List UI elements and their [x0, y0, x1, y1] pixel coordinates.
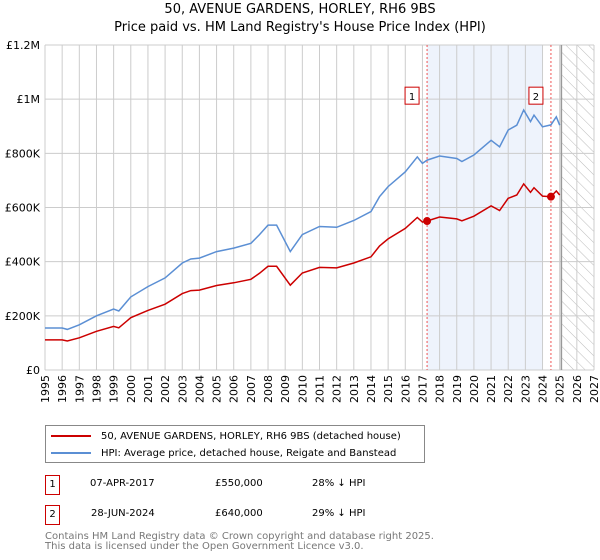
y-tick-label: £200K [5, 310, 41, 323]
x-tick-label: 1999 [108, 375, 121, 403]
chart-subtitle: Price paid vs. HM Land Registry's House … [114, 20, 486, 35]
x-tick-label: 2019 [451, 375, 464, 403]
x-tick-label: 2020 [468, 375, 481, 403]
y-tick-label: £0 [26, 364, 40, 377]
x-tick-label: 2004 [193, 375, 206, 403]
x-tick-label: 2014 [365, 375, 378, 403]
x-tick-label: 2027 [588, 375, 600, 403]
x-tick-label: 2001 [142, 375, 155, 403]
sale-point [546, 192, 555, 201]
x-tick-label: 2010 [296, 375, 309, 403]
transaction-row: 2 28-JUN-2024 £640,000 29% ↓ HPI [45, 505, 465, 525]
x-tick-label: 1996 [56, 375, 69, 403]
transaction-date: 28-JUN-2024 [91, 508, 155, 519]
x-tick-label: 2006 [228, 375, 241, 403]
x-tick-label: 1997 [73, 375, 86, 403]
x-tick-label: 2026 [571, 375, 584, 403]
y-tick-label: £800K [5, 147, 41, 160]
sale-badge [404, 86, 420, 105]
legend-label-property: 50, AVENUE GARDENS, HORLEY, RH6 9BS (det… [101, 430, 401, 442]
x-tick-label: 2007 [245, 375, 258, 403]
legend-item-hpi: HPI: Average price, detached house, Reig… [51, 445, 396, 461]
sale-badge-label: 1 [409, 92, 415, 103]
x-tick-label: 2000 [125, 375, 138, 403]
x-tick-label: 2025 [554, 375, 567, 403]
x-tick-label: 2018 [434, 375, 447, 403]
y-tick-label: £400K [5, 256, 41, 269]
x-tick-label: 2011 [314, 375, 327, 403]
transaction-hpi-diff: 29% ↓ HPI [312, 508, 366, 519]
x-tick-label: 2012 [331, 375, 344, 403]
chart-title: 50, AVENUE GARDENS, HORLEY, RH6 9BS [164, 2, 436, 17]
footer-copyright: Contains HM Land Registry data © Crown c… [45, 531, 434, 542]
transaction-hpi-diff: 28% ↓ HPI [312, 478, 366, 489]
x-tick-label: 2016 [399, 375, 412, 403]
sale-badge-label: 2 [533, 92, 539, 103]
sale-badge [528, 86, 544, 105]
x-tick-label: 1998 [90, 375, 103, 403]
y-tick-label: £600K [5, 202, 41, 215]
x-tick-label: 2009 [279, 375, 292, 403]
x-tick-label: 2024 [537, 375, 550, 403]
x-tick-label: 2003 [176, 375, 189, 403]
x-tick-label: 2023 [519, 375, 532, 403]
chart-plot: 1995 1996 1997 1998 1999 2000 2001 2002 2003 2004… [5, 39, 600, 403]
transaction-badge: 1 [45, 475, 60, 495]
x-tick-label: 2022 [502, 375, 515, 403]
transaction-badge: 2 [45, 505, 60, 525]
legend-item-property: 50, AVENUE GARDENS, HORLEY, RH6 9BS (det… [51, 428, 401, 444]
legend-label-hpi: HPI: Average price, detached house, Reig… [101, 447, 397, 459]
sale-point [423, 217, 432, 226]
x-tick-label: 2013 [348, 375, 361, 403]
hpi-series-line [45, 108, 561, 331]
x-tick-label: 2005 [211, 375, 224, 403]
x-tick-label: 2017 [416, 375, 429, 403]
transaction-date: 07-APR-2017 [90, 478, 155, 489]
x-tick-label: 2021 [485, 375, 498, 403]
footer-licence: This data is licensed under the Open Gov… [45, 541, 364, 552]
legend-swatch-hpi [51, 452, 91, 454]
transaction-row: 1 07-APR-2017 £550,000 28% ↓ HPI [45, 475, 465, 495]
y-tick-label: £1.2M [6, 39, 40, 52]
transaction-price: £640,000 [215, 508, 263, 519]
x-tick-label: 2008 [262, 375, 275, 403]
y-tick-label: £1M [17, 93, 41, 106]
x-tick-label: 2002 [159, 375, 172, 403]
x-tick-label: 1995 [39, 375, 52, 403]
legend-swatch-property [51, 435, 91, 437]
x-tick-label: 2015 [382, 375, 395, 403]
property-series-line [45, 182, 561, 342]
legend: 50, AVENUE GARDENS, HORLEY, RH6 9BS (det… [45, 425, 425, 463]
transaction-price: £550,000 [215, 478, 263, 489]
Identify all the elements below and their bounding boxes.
==
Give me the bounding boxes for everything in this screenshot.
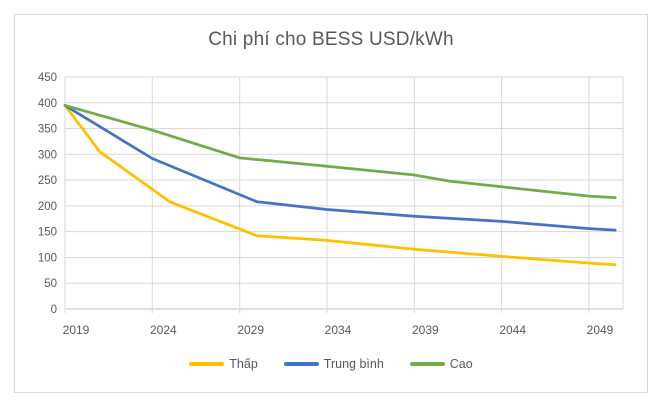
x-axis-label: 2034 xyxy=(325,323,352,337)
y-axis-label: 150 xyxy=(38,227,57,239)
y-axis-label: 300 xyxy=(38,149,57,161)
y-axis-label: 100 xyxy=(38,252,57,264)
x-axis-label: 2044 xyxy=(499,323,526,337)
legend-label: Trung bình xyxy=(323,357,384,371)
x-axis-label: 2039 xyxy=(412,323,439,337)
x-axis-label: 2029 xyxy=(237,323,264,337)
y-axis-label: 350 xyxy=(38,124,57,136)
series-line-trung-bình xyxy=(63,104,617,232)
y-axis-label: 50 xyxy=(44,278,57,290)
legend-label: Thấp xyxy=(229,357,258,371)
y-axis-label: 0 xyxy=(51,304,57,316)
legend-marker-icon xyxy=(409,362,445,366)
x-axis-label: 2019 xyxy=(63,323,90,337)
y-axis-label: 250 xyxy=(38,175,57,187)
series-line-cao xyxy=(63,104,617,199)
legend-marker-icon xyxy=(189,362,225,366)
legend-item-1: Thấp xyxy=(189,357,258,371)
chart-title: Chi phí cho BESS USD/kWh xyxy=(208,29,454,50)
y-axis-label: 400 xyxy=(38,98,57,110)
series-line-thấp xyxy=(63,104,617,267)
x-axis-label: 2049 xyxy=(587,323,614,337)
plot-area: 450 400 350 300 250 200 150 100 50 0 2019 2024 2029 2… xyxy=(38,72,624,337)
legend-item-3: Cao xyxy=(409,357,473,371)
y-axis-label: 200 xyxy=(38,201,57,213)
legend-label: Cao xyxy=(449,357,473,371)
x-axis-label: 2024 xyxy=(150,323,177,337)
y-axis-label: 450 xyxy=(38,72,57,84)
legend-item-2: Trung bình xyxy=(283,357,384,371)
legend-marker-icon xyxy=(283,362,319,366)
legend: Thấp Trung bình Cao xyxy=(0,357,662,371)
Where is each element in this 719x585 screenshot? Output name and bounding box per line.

- _EXERCISE BRIEF_: Rewrite the rows from the one with "y-tick-label: £200K [5, 310, 41, 323]" up to and including the one with "x-tick-label: 2027 [588, 375, 600, 403]", changing every "x-tick-label" to "x-axis-label" and leaving everything else as it is.

- _EXERCISE RESULT_:
y-tick-label: £200K [5, 310, 41, 323]
x-axis-label: 1999 [108, 375, 121, 403]
chart-subtitle: Price paid vs. HM Land Registry's House … [114, 20, 486, 35]
x-axis-label: 2019 [451, 375, 464, 403]
x-axis-label: 2020 [468, 375, 481, 403]
y-tick-label: £0 [26, 364, 40, 377]
x-axis-label: 2004 [193, 375, 206, 403]
x-axis-label: 2014 [365, 375, 378, 403]
x-axis-label: 2027 [588, 375, 600, 403]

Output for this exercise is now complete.